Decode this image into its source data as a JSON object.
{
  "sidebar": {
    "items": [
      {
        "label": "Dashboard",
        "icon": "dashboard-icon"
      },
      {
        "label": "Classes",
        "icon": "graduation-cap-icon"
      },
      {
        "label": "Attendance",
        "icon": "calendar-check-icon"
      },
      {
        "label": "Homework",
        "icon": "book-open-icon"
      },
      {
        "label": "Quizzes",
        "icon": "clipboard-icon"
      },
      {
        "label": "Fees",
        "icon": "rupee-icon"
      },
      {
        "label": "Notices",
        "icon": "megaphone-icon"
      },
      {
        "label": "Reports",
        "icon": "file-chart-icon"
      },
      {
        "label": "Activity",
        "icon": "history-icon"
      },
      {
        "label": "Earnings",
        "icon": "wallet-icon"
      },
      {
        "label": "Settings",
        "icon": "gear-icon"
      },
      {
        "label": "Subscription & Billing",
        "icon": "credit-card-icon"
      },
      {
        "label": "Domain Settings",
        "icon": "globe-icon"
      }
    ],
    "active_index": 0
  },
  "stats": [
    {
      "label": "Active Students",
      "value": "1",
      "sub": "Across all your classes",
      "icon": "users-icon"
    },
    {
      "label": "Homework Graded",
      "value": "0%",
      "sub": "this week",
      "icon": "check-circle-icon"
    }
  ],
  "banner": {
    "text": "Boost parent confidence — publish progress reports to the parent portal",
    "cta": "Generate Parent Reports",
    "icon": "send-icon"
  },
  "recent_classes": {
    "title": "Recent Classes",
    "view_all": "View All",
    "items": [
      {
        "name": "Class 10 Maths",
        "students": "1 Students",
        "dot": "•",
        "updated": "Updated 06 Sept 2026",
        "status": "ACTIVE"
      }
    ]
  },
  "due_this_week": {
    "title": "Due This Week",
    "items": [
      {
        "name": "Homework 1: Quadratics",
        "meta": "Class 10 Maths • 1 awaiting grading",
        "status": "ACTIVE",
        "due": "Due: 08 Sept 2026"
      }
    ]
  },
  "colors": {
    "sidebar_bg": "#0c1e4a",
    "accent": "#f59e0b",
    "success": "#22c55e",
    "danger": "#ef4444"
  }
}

• • • • • • •

__Aim of the task__
Identify which lines contain the word "name" and copy each one.

__Output__
        "name": "Class 10 Maths",
        "name": "Homework 1: Quadratics",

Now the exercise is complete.